Dataset records of page text

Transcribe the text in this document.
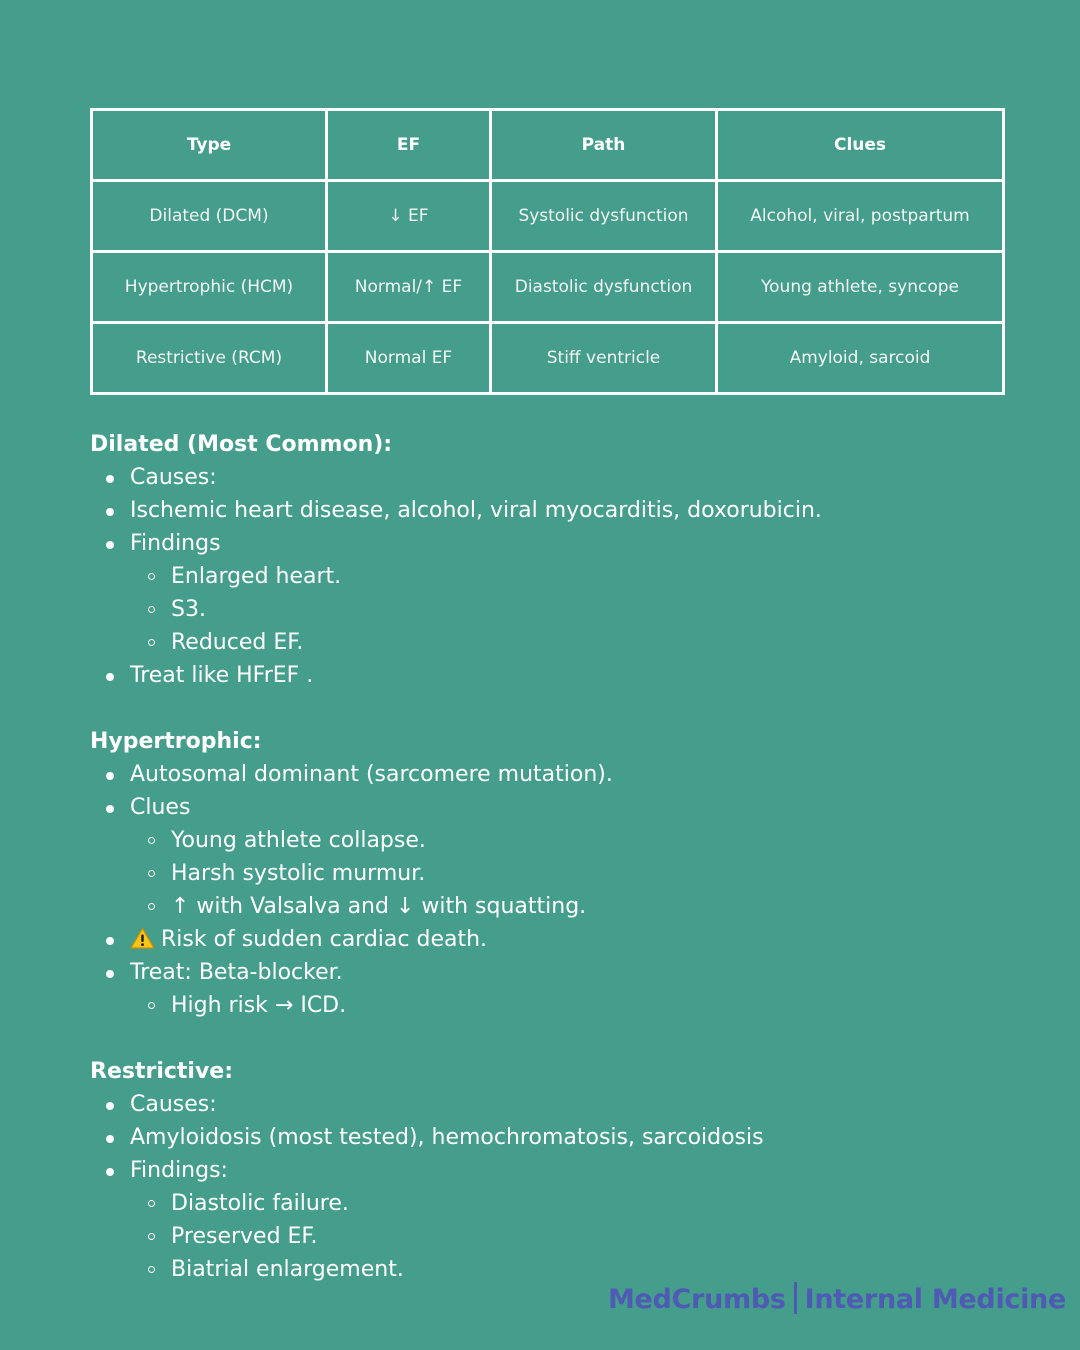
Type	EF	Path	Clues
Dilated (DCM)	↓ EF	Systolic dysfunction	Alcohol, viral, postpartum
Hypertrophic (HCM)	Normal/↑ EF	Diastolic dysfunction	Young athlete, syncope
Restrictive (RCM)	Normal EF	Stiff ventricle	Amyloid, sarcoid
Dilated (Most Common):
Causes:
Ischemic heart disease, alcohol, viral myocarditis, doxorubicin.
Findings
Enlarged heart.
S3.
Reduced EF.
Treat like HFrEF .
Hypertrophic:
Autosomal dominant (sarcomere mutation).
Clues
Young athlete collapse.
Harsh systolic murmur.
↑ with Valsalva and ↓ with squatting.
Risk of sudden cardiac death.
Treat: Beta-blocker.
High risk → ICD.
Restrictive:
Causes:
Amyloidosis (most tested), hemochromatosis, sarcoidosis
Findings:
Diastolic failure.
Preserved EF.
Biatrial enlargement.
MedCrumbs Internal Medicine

## EXERCISE DETAILS
Without the pictures, restate all the entries above exactly.

## FINISHED TASK
Transcribe the text in this document.
Type	EF	Path	Clues
Dilated (DCM)	↓ EF	Systolic dysfunction	Alcohol, viral, postpartum
Hypertrophic (HCM)	Normal/↑ EF	Diastolic dysfunction	Young athlete, syncope
Restrictive (RCM)	Normal EF	Stiff ventricle	Amyloid, sarcoid
Dilated (Most Common):
Causes:
Ischemic heart disease, alcohol, viral myocarditis, doxorubicin.
Findings
Enlarged heart.
S3.
Reduced EF.
Treat like HFrEF .
Hypertrophic:
Autosomal dominant (sarcomere mutation).
Clues
Young athlete collapse.
Harsh systolic murmur.
↑ with Valsalva and ↓ with squatting.
Risk of sudden cardiac death.
Treat: Beta-blocker.
High risk → ICD.
Restrictive:
Causes:
Amyloidosis (most tested), hemochromatosis, sarcoidosis
Findings:
Diastolic failure.
Preserved EF.
Biatrial enlargement.
MedCrumbs Internal Medicine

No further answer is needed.